Below is a listing; copy all of it exactly.
<<<<
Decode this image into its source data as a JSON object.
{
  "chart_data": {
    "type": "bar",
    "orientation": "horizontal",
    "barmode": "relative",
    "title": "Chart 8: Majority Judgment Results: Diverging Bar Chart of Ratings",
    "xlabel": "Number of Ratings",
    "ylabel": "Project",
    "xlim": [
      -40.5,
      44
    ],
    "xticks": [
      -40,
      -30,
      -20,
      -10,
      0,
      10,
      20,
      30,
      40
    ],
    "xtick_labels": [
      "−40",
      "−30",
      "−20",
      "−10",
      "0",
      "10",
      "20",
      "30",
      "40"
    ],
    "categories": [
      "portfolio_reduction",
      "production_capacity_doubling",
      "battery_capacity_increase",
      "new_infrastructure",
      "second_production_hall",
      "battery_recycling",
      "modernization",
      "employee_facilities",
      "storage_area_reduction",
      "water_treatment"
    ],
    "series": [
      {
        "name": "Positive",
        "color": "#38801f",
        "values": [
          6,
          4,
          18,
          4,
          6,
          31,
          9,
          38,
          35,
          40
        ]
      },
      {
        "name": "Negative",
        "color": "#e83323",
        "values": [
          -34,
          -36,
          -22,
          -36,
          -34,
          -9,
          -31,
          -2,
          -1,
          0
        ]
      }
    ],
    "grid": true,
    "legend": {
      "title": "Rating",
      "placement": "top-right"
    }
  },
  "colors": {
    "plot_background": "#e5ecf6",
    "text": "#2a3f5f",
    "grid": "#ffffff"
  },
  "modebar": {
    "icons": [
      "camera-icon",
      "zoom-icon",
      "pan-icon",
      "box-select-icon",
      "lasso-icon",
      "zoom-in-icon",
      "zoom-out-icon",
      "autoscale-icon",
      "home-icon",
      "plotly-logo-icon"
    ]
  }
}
>>>>
Solved exercise
Decode this image into its source data as a JSON object.
{
  "chart_data": {
    "type": "bar",
    "orientation": "horizontal",
    "barmode": "relative",
    "title": "Chart 8: Majority Judgment Results: Diverging Bar Chart of Ratings",
    "xlabel": "Number of Ratings",
    "ylabel": "Project",
    "xlim": [
      -40.5,
      44
    ],
    "xticks": [
      -40,
      -30,
      -20,
      -10,
      0,
      10,
      20,
      30,
      40
    ],
    "xtick_labels": [
      "−40",
      "−30",
      "−20",
      "−10",
      "0",
      "10",
      "20",
      "30",
      "40"
    ],
    "categories": [
      "portfolio_reduction",
      "production_capacity_doubling",
      "battery_capacity_increase",
      "new_infrastructure",
      "second_production_hall",
      "battery_recycling",
      "modernization",
      "employee_facilities",
      "storage_area_reduction",
      "water_treatment"
    ],
    "series": [
      {
        "name": "Positive",
        "color": "#38801f",
        "values": [
          6,
          4,
          18,
          4,
          6,
          31,
          9,
          38,
          35,
          40
        ]
      },
      {
        "name": "Negative",
        "color": "#e83323",
        "values": [
          -34,
          -36,
          -22,
          -36,
          -34,
          -9,
          -31,
          -2,
          -1,
          0
        ]
      }
    ],
    "grid": true,
    "legend": {
      "title": "Rating",
      "placement": "top-right"
    }
  },
  "colors": {
    "plot_background": "#e5ecf6",
    "text": "#2a3f5f",
    "grid": "#ffffff"
  },
  "modebar": {
    "icons": [
      "camera-icon",
      "zoom-icon",
      "pan-icon",
      "box-select-icon",
      "lasso-icon",
      "zoom-in-icon",
      "zoom-out-icon",
      "autoscale-icon",
      "home-icon",
      "plotly-logo-icon"
    ]
  }
}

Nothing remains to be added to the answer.